====== PAGE EXCERPT ======

I have to admit that Intel's Z68 launch was somewhat anti-climactic for me. It was the chipset we all wanted when Sandy Bridge first arrived, but now four months after Sandy Bridge showed up there isn't all that much to be excited about - save for one feature of course: Smart Response Technology (aka SSD caching). The premise is borrowed from how SSDs are sometimes used in the enterprise space: put a small, fast SSD in front of a large array of storage and use it to cache both reads and writes. This is ultimately how the memory hierarchy works - hide the latency of larger, cheaper storage by caching frequently used data in much faster, but more expensive storage.

I believe there's a real future with SSD caching, however the technology needs to go mainstream. It needs to be available on all chipsets, something we won't see until next year with Ivy Bridge. Even then, there's another hurdle: the price of the SSD cache.

Alongsize Z68 Intel introduced the SSD 311, codename Larson Creek. The 20GB SSD uses 34nm SLC NAND, thus pricing the drive more like a 40GB MLC SSD at $110. Intel claims that by using SLC NAND it can deliver the write performance necessary to function as a good cache. Our benchmarks showed just that. The 20GB SSD 311 performed a lot like a 160GB Intel X25-M but with half of the NAND channels thanks to SLC NAND's faster write speed and some firmware tweaks. In fact, the only two complaints I had about the 311 were its limited capacity and price.

====== EXCERPTED RECORDS ======

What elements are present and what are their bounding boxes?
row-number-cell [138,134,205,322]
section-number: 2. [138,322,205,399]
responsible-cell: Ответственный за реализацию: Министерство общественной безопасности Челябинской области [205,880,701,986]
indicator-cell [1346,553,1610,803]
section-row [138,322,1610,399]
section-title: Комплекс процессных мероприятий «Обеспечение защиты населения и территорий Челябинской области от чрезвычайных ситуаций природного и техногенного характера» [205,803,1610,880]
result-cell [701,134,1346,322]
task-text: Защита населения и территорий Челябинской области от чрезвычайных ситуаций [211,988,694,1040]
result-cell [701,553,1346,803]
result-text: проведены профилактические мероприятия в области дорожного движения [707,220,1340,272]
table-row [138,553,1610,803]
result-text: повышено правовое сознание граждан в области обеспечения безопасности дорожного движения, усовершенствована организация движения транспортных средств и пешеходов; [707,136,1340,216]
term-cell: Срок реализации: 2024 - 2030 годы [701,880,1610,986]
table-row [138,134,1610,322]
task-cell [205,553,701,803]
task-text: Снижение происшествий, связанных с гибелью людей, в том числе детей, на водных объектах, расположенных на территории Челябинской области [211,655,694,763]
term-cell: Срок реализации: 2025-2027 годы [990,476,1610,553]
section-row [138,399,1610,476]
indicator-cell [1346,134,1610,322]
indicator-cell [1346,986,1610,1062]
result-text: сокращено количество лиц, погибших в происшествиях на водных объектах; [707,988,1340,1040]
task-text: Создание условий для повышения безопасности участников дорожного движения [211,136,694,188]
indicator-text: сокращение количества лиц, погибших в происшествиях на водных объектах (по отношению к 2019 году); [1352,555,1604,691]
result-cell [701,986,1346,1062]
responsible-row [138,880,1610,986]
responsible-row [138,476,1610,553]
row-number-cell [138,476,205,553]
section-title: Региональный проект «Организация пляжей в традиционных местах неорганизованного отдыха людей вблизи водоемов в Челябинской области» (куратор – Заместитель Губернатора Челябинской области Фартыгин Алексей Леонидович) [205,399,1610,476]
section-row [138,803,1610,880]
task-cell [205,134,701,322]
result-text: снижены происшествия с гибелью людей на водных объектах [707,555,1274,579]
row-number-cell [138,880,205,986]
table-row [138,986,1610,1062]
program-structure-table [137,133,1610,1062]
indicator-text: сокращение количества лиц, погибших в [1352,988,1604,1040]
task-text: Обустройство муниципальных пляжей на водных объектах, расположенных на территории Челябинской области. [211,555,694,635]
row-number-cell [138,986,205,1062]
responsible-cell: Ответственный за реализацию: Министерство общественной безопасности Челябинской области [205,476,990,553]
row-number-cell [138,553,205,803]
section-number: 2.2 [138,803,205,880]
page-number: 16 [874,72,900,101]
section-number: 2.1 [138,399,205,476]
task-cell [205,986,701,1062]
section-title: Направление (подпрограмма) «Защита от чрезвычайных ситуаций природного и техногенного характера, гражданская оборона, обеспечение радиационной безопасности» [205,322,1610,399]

======

TASKS TO PERFORM >>
1. Answer these questions about the Z68 article:
(a) What other name is given for Smart Response Technology?
(b) With which platform does the article expect SSD caching to be available on all chipsets?
(c) What is the codename of the SSD 311?
2. Retype the lines of the listing starting at the first line and ending at the line that contains "section-row [138,322,1610,399]".
The listing bears no relation to the article on Intel's Z68 chipset and SSD caching.

ANSWERS BELOW >>
1.
(a) SSD caching
(b) Ivy Bridge
(c) Larson Creek

2.
What elements are present and what are their bounding boxes?
row-number-cell [138,134,205,322]
section-number: 2. [138,322,205,399]
responsible-cell: Ответственный за реализацию: Министерство общественной безопасности Челябинской области [205,880,701,986]
indicator-cell [1346,553,1610,803]
section-row [138,322,1610,399]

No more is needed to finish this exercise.